What the exercise asks → Give back all the data exactly, line by line.

[Stored data]
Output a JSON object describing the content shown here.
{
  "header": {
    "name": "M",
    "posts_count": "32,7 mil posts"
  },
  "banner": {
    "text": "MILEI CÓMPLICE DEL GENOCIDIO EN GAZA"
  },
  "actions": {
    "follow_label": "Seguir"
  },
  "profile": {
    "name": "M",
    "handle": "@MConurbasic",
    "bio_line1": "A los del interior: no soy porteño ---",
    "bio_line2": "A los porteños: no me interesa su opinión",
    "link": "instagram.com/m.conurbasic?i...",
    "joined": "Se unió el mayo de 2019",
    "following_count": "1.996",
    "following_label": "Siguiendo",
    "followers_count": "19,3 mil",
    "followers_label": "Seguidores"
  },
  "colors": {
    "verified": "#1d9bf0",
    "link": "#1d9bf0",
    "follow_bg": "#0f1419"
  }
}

Problem solution →
Output a JSON object describing the content shown here.
{
  "header": {
    "name": "M",
    "posts_count": "32,7 mil posts"
  },
  "banner": {
    "text": "MILEI CÓMPLICE DEL GENOCIDIO EN GAZA"
  },
  "actions": {
    "follow_label": "Seguir"
  },
  "profile": {
    "name": "M",
    "handle": "@MConurbasic",
    "bio_line1": "A los del interior: no soy porteño ---",
    "bio_line2": "A los porteños: no me interesa su opinión",
    "link": "instagram.com/m.conurbasic?i...",
    "joined": "Se unió el mayo de 2019",
    "following_count": "1.996",
    "following_label": "Siguiendo",
    "followers_count": "19,3 mil",
    "followers_label": "Seguidores"
  },
  "colors": {
    "verified": "#1d9bf0",
    "link": "#1d9bf0",
    "follow_bg": "#0f1419"
  }
}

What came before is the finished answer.